### WORK TO COMPLETE
Please revise the data below, replacing "amplituda" with "amplitude" and keeping everything else the same. Leave the pictures out of your answer.

### GIVEN ENTRIES
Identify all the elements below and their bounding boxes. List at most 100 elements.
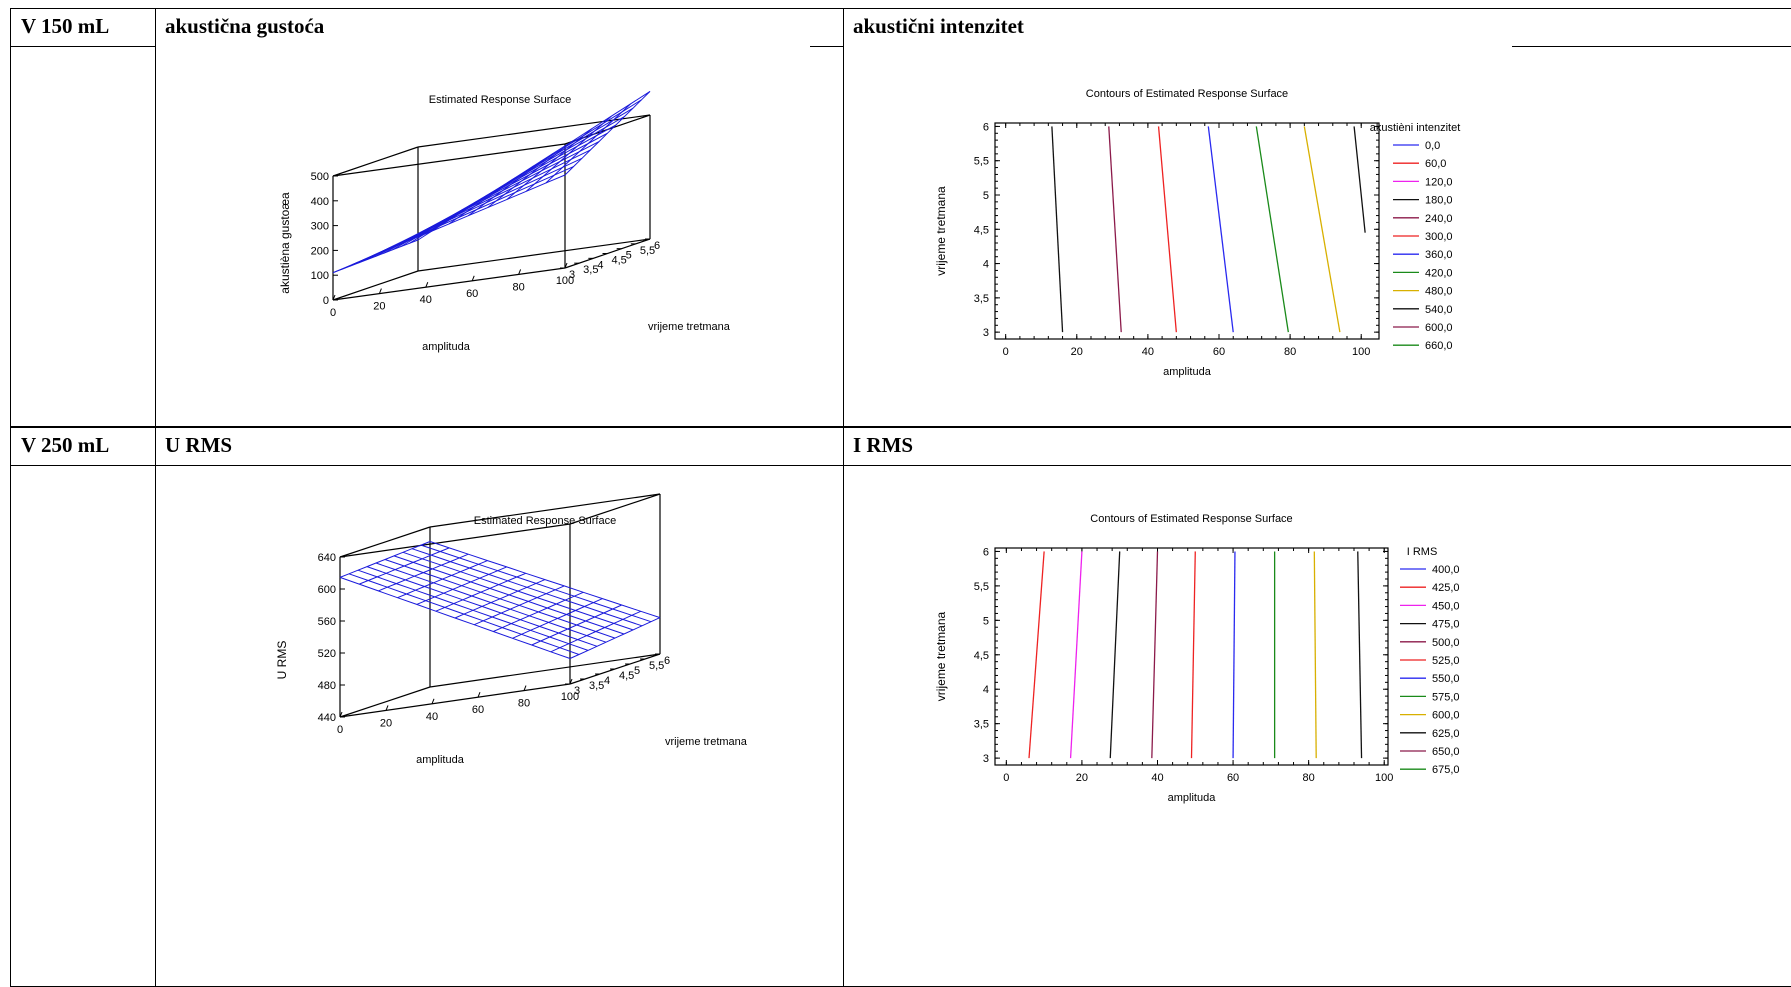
x-tick-label: 80: [1284, 346, 1296, 358]
surface-mesh-line: [525, 115, 612, 192]
x-tick: [523, 685, 527, 691]
y-tick-label: 4,5: [612, 255, 627, 267]
legend-label: 425,0: [1432, 582, 1460, 594]
surface-mesh-line: [564, 91, 651, 176]
row-divider-1a: [10, 46, 156, 47]
x-tick: [564, 262, 568, 269]
row-divider-1b: [810, 46, 844, 47]
y-tick-label: 6: [983, 546, 989, 558]
column-divider-2: [843, 8, 844, 987]
z-axis-label: U RMS: [275, 641, 289, 680]
box-edge: [339, 686, 431, 718]
z-axis-label: akustièna gustoæa: [278, 192, 292, 294]
legend-label: 420,0: [1425, 267, 1453, 279]
x-tick-label: 0: [337, 724, 343, 736]
contour-line: [1255, 126, 1289, 333]
x-tick-label: 60: [466, 288, 478, 300]
x-tick-label: 40: [426, 711, 438, 723]
x-axis-label: amplituda: [422, 341, 471, 353]
z-tick-label: 100: [311, 270, 329, 282]
x-tick: [385, 705, 389, 711]
contour-line: [1069, 551, 1083, 759]
row2-col1-header: U RMS: [165, 433, 233, 457]
box-edge: [339, 683, 571, 718]
x-tick: [332, 294, 336, 301]
legend-label: 675,0: [1432, 764, 1460, 776]
legend-label: 600,0: [1425, 322, 1453, 334]
row1-col1-header: akustična gustoća: [165, 14, 325, 38]
surface-mesh-line: [493, 591, 584, 632]
surface-mesh-line: [332, 239, 419, 274]
z-tick-label: 500: [311, 171, 329, 183]
x-axis-label: amplituda: [416, 754, 465, 766]
surface-mesh-line: [454, 579, 546, 619]
y-tick-label: 5,5: [974, 581, 989, 593]
plot-frame: [994, 547, 1389, 766]
surface-mesh-line: [550, 610, 642, 653]
contour-line: [1157, 126, 1177, 333]
y-tick-label: 3,5: [974, 293, 989, 305]
chart-title: Contours of Estimated Response Surface: [1090, 513, 1292, 525]
legend-label: 575,0: [1432, 691, 1460, 703]
row1-label: V 150 mL: [21, 14, 110, 38]
y-tick-label: 3: [983, 753, 989, 765]
chart-title: Contours of Estimated Response Surface: [1086, 88, 1288, 100]
y-tick-label: 3,5: [589, 680, 604, 692]
legend-label: 180,0: [1425, 195, 1453, 207]
box-edge: [332, 143, 566, 177]
surface-mesh-line: [429, 177, 515, 233]
legend-label: 525,0: [1432, 655, 1460, 667]
y-tick-label: 5: [634, 665, 640, 677]
x-tick-label: 40: [1151, 772, 1163, 784]
contour-line: [1190, 551, 1196, 759]
row-divider-1c: [1512, 46, 1791, 47]
box-edge: [339, 526, 431, 558]
y-tick-label: 4,5: [974, 224, 989, 236]
y-tick-label: 4: [983, 259, 989, 271]
legend-label: 540,0: [1425, 304, 1453, 316]
surface-mesh-line: [487, 140, 574, 208]
x-tick-label: 40: [1142, 346, 1154, 358]
contour-line: [1207, 126, 1234, 333]
x-tick: [378, 288, 382, 294]
legend-label: 650,0: [1432, 746, 1460, 758]
surface-mesh-line: [339, 541, 431, 578]
x-tick-label: 100: [561, 691, 579, 703]
y-tick-label: 5: [983, 190, 989, 202]
legend-label: 475,0: [1432, 619, 1460, 631]
y-tick-label: 3: [574, 685, 580, 697]
surface-mesh-line: [468, 152, 554, 217]
contour-line: [1313, 551, 1317, 759]
legend-label: 600,0: [1432, 710, 1460, 722]
x-tick-label: 80: [1303, 772, 1315, 784]
y-tick-label: 5: [983, 615, 989, 627]
x-tick: [477, 692, 481, 698]
x-axis-label: amplituda: [1163, 366, 1212, 378]
surface-mesh-line: [512, 598, 603, 639]
x-tick: [471, 275, 475, 281]
surface-mesh-line: [378, 553, 469, 592]
column-divider-1: [155, 8, 156, 987]
legend-label: 550,0: [1432, 673, 1460, 685]
y-tick-label: 6: [983, 121, 989, 133]
surface-mesh-line: [474, 585, 565, 626]
y-tick-label: 4,5: [619, 670, 634, 682]
y-tick-label: 5,5: [640, 245, 655, 257]
legend-label: 480,0: [1425, 286, 1453, 298]
box-edge: [417, 114, 651, 148]
contour-line: [1357, 551, 1363, 759]
x-axis-label: amplituda: [1168, 792, 1217, 804]
x-tick: [425, 282, 429, 288]
box-edge: [332, 146, 419, 177]
y-tick-label: 5,5: [649, 660, 664, 672]
chart-title: Estimated Response Surface: [474, 515, 616, 527]
z-tick-label: 300: [311, 221, 329, 233]
z-tick-label: 0: [323, 295, 329, 307]
y-axis-label: vrijeme tretmana: [934, 186, 948, 276]
z-tick-label: 520: [318, 648, 336, 660]
surface-mesh-line: [410, 190, 496, 241]
y-tick-label: 3: [569, 269, 575, 281]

### RESULT BELOW
Identify all the elements below and their bounding boxes. List at most 100 elements.
x-tick-label: 80: [1284, 346, 1296, 358]
surface-mesh-line: [525, 115, 612, 192]
x-tick: [523, 685, 527, 691]
y-tick-label: 4,5: [612, 255, 627, 267]
legend-label: 425,0: [1432, 582, 1460, 594]
surface-mesh-line: [564, 91, 651, 176]
row-divider-1a: [10, 46, 156, 47]
x-tick: [564, 262, 568, 269]
row-divider-1b: [810, 46, 844, 47]
y-tick-label: 6: [983, 546, 989, 558]
column-divider-2: [843, 8, 844, 987]
z-axis-label: U RMS: [275, 641, 289, 680]
box-edge: [339, 686, 431, 718]
z-axis-label: akustièna gustoæa: [278, 192, 292, 294]
legend-label: 420,0: [1425, 267, 1453, 279]
x-tick-label: 0: [337, 724, 343, 736]
contour-line: [1255, 126, 1289, 333]
x-tick-label: 60: [466, 288, 478, 300]
x-tick-label: 40: [426, 711, 438, 723]
x-axis-label: amplitude: [422, 341, 471, 353]
z-tick-label: 100: [311, 270, 329, 282]
x-tick: [385, 705, 389, 711]
contour-line: [1069, 551, 1083, 759]
row2-col1-header: U RMS: [165, 433, 233, 457]
box-edge: [339, 683, 571, 718]
x-tick: [332, 294, 336, 301]
legend-label: 675,0: [1432, 764, 1460, 776]
legend-label: 600,0: [1425, 322, 1453, 334]
row1-col1-header: akustična gustoća: [165, 14, 325, 38]
surface-mesh-line: [493, 591, 584, 632]
surface-mesh-line: [332, 239, 419, 274]
z-tick-label: 500: [311, 171, 329, 183]
x-axis-label: amplitude: [416, 754, 465, 766]
surface-mesh-line: [454, 579, 546, 619]
y-tick-label: 5,5: [974, 581, 989, 593]
plot-frame: [994, 547, 1389, 766]
surface-mesh-line: [550, 610, 642, 653]
contour-line: [1157, 126, 1177, 333]
y-tick-label: 3,5: [974, 293, 989, 305]
chart-title: Contours of Estimated Response Surface: [1090, 513, 1292, 525]
legend-label: 575,0: [1432, 691, 1460, 703]
row1-label: V 150 mL: [21, 14, 110, 38]
y-tick-label: 3: [983, 753, 989, 765]
chart-title: Contours of Estimated Response Surface: [1086, 88, 1288, 100]
y-tick-label: 3,5: [589, 680, 604, 692]
legend-label: 180,0: [1425, 195, 1453, 207]
box-edge: [332, 143, 566, 177]
surface-mesh-line: [429, 177, 515, 233]
legend-label: 525,0: [1432, 655, 1460, 667]
y-tick-label: 5: [634, 665, 640, 677]
x-tick-label: 40: [1151, 772, 1163, 784]
contour-line: [1190, 551, 1196, 759]
row-divider-1c: [1512, 46, 1791, 47]
box-edge: [339, 526, 431, 558]
y-tick-label: 4,5: [974, 224, 989, 236]
y-tick-label: 4: [983, 259, 989, 271]
legend-label: 540,0: [1425, 304, 1453, 316]
surface-mesh-line: [487, 140, 574, 208]
x-tick-label: 40: [1142, 346, 1154, 358]
contour-line: [1207, 126, 1234, 333]
x-tick: [378, 288, 382, 294]
legend-label: 650,0: [1432, 746, 1460, 758]
surface-mesh-line: [339, 541, 431, 578]
x-tick-label: 100: [561, 691, 579, 703]
y-tick-label: 5: [983, 190, 989, 202]
legend-label: 475,0: [1432, 619, 1460, 631]
y-tick-label: 3: [574, 685, 580, 697]
surface-mesh-line: [468, 152, 554, 217]
contour-line: [1313, 551, 1317, 759]
legend-label: 600,0: [1432, 710, 1460, 722]
x-tick-label: 80: [1303, 772, 1315, 784]
y-tick-label: 5: [983, 615, 989, 627]
x-tick: [477, 692, 481, 698]
x-axis-label: amplitude: [1163, 366, 1212, 378]
surface-mesh-line: [512, 598, 603, 639]
x-tick: [471, 275, 475, 281]
surface-mesh-line: [378, 553, 469, 592]
column-divider-1: [155, 8, 156, 987]
legend-label: 550,0: [1432, 673, 1460, 685]
y-tick-label: 6: [983, 121, 989, 133]
surface-mesh-line: [474, 585, 565, 626]
y-tick-label: 4,5: [619, 670, 634, 682]
y-tick-label: 5,5: [640, 245, 655, 257]
legend-label: 480,0: [1425, 286, 1453, 298]
box-edge: [417, 114, 651, 148]
contour-line: [1357, 551, 1363, 759]
x-axis-label: amplitude: [1168, 792, 1217, 804]
x-tick: [425, 282, 429, 288]
box-edge: [332, 146, 419, 177]
y-tick-label: 5,5: [649, 660, 664, 672]
chart-title: Estimated Response Surface: [474, 515, 616, 527]
z-tick-label: 300: [311, 221, 329, 233]
z-tick-label: 0: [323, 295, 329, 307]
y-axis-label: vrijeme tretmana: [934, 186, 948, 276]
z-tick-label: 520: [318, 648, 336, 660]
surface-mesh-line: [410, 190, 496, 241]
y-tick-label: 3: [569, 269, 575, 281]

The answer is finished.